Given exercise
Pick out every line in the data below that holds "type".

Dataset records
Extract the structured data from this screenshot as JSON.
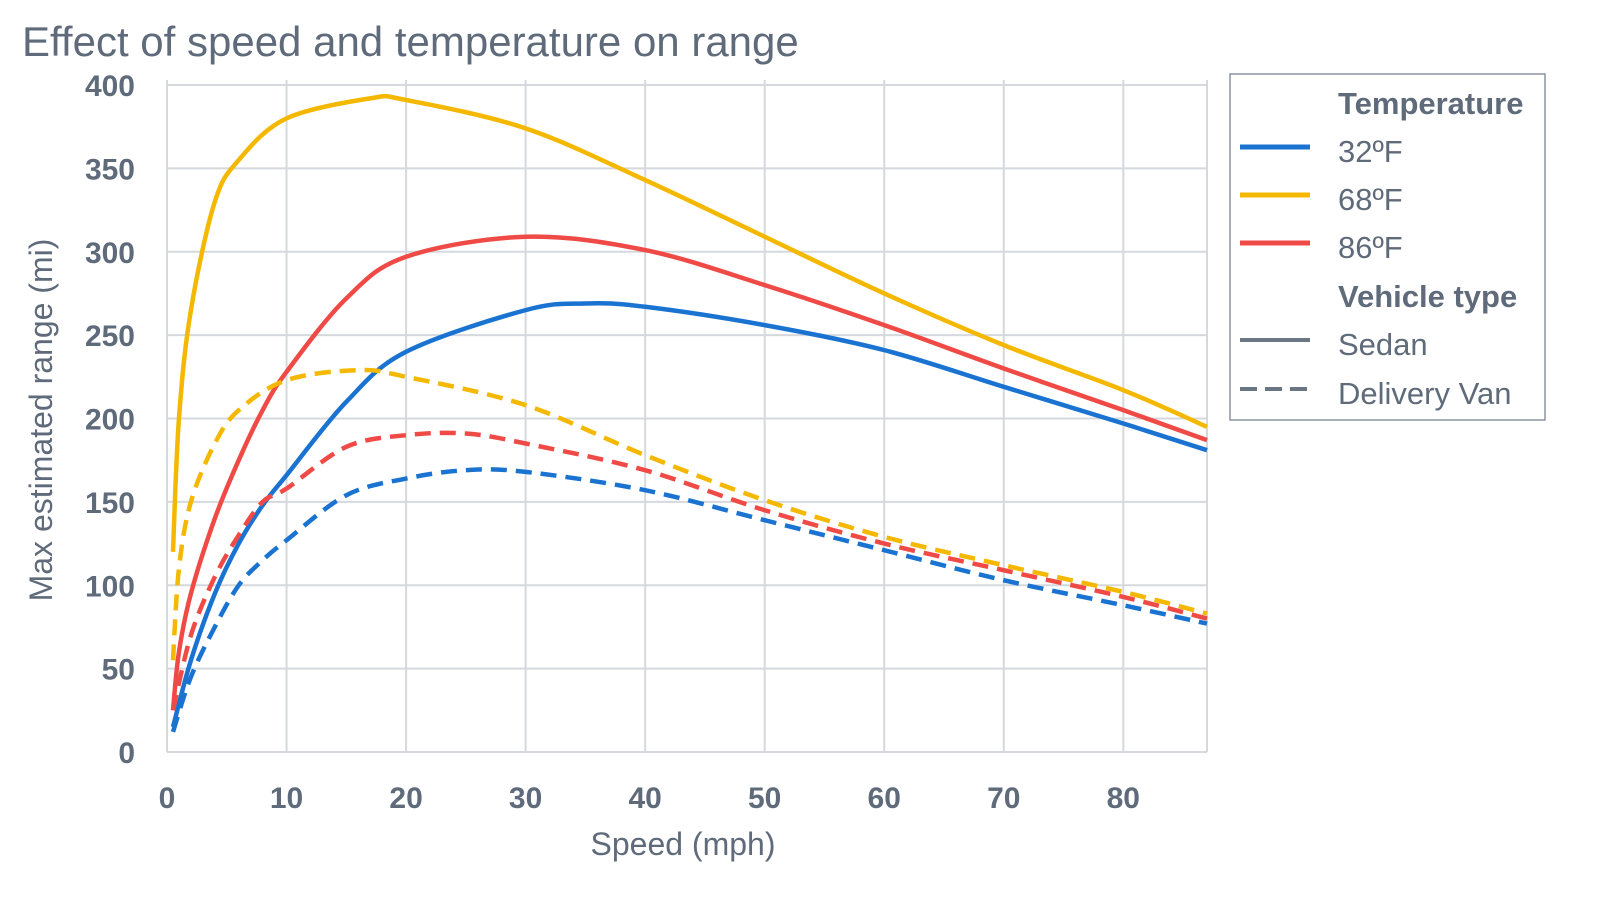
{
  "chart_data": {
    "type": "line",
    "title": "Effect of speed and temperature on range",
    "xlabel": "Speed (mph)",
    "ylabel": "Max estimated range (mi)",
    "xlim": [
      0,
      87
    ],
    "ylim": [
      0,
      400
    ],
    "xticks": [
      0,
      10,
      20,
      30,
      40,
      50,
      60,
      70,
      80
    ],
    "yticks": [
      0,
      50,
      100,
      150,
      200,
      250,
      300,
      350,
      400
    ],
    "grid": true,
    "legend_position": "right",
    "legend": {
      "temperature_title": "Temperature",
      "temperatures": [
        {
          "label": "32ºF",
          "color": "#1a73d1"
        },
        {
          "label": "68ºF",
          "color": "#f5b800"
        },
        {
          "label": "86ºF",
          "color": "#ef4a45"
        }
      ],
      "vehicle_title": "Vehicle type",
      "vehicles": [
        {
          "label": "Sedan",
          "dash": "solid"
        },
        {
          "label": "Delivery Van",
          "dash": "dashed"
        }
      ]
    },
    "series": [
      {
        "temperature": "68ºF",
        "vehicle": "Sedan",
        "color": "#f5b800",
        "dash": "solid",
        "x": [
          0.5,
          1,
          2,
          4,
          6,
          10,
          17,
          20,
          30,
          40,
          50,
          60,
          70,
          80,
          87
        ],
        "y": [
          120,
          200,
          265,
          330,
          355,
          380,
          392,
          391,
          374,
          343,
          309,
          275,
          244,
          217,
          195
        ]
      },
      {
        "temperature": "86ºF",
        "vehicle": "Sedan",
        "color": "#ef4a45",
        "dash": "solid",
        "x": [
          0.5,
          1,
          2,
          4,
          6,
          8,
          10,
          15,
          20,
          30,
          40,
          50,
          60,
          70,
          80,
          87
        ],
        "y": [
          25,
          60,
          95,
          140,
          175,
          205,
          228,
          272,
          297,
          309,
          301,
          280,
          256,
          230,
          205,
          187
        ]
      },
      {
        "temperature": "32ºF",
        "vehicle": "Sedan",
        "color": "#1a73d1",
        "dash": "solid",
        "x": [
          0.5,
          2,
          4,
          6,
          8,
          10,
          15,
          20,
          30,
          35,
          40,
          50,
          60,
          70,
          80,
          87
        ],
        "y": [
          15,
          55,
          95,
          125,
          148,
          166,
          210,
          240,
          265,
          269,
          267,
          256,
          241,
          219,
          197,
          181
        ]
      },
      {
        "temperature": "68ºF",
        "vehicle": "Delivery Van",
        "color": "#f5b800",
        "dash": "dashed",
        "x": [
          0.5,
          1,
          2,
          4,
          6,
          10,
          16,
          20,
          30,
          40,
          50,
          60,
          70,
          80,
          87
        ],
        "y": [
          55,
          110,
          150,
          185,
          205,
          223,
          229,
          225,
          208,
          178,
          151,
          129,
          112,
          96,
          83
        ]
      },
      {
        "temperature": "86ºF",
        "vehicle": "Delivery Van",
        "color": "#ef4a45",
        "dash": "dashed",
        "x": [
          0.5,
          2,
          4,
          6,
          8,
          10,
          15,
          20,
          25,
          30,
          40,
          50,
          60,
          70,
          80,
          87
        ],
        "y": [
          25,
          70,
          105,
          130,
          150,
          158,
          183,
          190,
          191,
          185,
          169,
          145,
          125,
          109,
          93,
          80
        ]
      },
      {
        "temperature": "32ºF",
        "vehicle": "Delivery Van",
        "color": "#1a73d1",
        "dash": "dashed",
        "x": [
          0.5,
          2,
          4,
          6,
          8,
          10,
          15,
          20,
          25,
          30,
          40,
          50,
          60,
          70,
          80,
          87
        ],
        "y": [
          12,
          45,
          75,
          100,
          115,
          127,
          154,
          164,
          169,
          168,
          157,
          139,
          121,
          103,
          88,
          77
        ]
      }
    ]
  }
}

Result of this exercise
    "type": "line",
      "vehicle_title": "Vehicle type",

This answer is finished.